**WRITTEN REQUEST**
Read the lines below. Copy out any that hold the string "name".

**SOURCE MATERIAL**
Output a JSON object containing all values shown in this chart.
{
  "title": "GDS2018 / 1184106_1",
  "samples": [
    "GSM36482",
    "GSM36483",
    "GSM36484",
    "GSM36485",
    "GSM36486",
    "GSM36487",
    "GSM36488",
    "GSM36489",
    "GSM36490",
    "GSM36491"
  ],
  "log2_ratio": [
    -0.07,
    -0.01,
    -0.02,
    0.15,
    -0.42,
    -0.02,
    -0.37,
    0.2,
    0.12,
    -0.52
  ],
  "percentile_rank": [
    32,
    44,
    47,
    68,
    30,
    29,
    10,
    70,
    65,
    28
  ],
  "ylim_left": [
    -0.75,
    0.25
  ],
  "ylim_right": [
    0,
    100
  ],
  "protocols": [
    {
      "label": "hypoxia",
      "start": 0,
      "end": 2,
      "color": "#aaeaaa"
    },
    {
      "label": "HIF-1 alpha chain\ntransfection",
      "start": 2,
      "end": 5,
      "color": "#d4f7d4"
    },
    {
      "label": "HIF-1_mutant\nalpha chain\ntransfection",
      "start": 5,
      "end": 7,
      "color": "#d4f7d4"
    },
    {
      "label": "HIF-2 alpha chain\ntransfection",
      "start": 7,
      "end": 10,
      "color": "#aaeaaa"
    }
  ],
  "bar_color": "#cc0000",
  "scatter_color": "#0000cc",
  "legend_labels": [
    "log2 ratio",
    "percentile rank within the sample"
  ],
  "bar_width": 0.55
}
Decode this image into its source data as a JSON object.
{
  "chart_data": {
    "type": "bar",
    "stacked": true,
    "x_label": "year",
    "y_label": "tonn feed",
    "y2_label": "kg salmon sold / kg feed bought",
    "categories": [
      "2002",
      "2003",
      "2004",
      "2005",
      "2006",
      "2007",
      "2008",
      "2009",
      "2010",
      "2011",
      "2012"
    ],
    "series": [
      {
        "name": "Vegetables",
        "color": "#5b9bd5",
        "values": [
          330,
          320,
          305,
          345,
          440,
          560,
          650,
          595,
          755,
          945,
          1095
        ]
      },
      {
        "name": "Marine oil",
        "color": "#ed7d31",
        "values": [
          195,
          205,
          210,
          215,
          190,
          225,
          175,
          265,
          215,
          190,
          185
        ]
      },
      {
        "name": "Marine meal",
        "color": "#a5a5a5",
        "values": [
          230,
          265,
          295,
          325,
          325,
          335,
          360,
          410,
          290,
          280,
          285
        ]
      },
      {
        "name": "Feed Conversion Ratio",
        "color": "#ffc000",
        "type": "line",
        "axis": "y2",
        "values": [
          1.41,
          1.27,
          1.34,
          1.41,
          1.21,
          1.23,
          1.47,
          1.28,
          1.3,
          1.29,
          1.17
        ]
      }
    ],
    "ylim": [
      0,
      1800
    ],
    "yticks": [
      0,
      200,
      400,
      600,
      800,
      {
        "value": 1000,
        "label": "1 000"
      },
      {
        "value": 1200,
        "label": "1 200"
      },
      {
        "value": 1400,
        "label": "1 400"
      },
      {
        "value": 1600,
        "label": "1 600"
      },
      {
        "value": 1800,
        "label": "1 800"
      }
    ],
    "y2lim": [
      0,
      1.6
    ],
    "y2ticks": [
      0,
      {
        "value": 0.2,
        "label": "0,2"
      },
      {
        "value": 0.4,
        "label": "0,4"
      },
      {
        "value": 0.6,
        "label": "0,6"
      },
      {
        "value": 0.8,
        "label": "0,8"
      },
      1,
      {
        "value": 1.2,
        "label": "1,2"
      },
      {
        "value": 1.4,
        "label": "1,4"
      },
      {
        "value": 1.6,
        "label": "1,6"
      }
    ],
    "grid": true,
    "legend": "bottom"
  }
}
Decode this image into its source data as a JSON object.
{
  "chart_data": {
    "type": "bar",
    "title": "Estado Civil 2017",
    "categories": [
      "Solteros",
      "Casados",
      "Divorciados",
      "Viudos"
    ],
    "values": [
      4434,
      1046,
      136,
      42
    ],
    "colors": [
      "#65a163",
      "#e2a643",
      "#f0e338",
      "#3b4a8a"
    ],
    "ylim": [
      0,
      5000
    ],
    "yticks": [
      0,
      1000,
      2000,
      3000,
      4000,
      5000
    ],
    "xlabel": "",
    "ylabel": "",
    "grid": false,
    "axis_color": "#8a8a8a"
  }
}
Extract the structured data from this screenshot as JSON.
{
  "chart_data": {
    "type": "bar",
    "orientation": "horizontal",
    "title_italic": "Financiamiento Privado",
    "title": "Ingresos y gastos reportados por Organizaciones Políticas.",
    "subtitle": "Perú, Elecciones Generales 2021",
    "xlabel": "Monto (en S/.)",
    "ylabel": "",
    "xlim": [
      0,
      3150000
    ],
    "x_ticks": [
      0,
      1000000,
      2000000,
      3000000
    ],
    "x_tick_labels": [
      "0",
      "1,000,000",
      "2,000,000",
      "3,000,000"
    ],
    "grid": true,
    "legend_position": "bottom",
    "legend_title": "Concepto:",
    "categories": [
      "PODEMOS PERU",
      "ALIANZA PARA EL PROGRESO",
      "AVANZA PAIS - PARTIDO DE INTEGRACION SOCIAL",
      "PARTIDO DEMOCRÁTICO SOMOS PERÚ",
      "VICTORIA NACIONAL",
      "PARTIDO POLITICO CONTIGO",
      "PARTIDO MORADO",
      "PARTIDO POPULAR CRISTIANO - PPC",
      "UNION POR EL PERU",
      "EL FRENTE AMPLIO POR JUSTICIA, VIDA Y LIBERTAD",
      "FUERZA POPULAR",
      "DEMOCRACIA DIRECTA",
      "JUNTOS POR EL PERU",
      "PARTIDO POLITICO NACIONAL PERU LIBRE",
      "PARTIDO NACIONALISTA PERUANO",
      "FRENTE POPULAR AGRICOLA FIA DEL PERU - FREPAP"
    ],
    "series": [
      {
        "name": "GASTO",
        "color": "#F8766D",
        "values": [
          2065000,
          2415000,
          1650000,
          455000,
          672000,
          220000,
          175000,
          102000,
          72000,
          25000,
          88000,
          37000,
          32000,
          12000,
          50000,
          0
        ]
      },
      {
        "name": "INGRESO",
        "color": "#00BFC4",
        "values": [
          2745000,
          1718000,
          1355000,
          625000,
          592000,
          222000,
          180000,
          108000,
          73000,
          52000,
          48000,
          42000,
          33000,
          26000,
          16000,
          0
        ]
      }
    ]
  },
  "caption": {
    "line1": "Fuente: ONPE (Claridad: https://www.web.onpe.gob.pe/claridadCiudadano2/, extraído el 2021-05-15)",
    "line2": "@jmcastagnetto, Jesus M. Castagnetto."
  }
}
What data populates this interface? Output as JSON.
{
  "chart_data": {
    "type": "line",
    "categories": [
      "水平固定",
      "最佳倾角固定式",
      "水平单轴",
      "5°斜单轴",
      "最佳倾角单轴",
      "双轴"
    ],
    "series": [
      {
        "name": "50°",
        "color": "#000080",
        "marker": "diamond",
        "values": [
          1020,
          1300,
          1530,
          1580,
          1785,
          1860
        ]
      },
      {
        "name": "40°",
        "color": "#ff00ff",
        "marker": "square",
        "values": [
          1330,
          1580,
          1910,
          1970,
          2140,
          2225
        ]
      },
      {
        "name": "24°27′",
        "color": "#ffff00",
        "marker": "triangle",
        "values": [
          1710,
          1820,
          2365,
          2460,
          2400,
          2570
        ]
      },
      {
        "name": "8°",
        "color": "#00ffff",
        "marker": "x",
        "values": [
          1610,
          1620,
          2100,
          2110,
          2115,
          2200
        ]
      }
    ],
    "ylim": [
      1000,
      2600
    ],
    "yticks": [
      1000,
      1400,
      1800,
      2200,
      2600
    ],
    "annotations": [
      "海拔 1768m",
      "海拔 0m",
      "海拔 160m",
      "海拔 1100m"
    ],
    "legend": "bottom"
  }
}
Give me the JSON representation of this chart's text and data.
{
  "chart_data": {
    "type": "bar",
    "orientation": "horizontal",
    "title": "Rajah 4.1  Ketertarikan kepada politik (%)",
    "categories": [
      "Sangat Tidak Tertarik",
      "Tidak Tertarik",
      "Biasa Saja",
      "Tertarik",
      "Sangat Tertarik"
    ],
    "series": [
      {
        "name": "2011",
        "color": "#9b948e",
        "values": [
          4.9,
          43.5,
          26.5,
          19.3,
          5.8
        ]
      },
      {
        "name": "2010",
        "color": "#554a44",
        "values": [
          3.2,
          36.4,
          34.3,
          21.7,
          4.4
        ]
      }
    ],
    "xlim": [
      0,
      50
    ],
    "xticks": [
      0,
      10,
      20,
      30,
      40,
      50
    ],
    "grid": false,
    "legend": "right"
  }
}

**EXERCISE RESULT**
        "name": "Vegetables",
        "name": "Marine oil",
        "name": "Marine meal",
        "name": "Feed Conversion Ratio",
        "name": "GASTO",
        "name": "INGRESO",
        "name": "50°",
        "name": "40°",
        "name": "24°27′",
        "name": "8°",
        "name": "2011",
        "name": "2010",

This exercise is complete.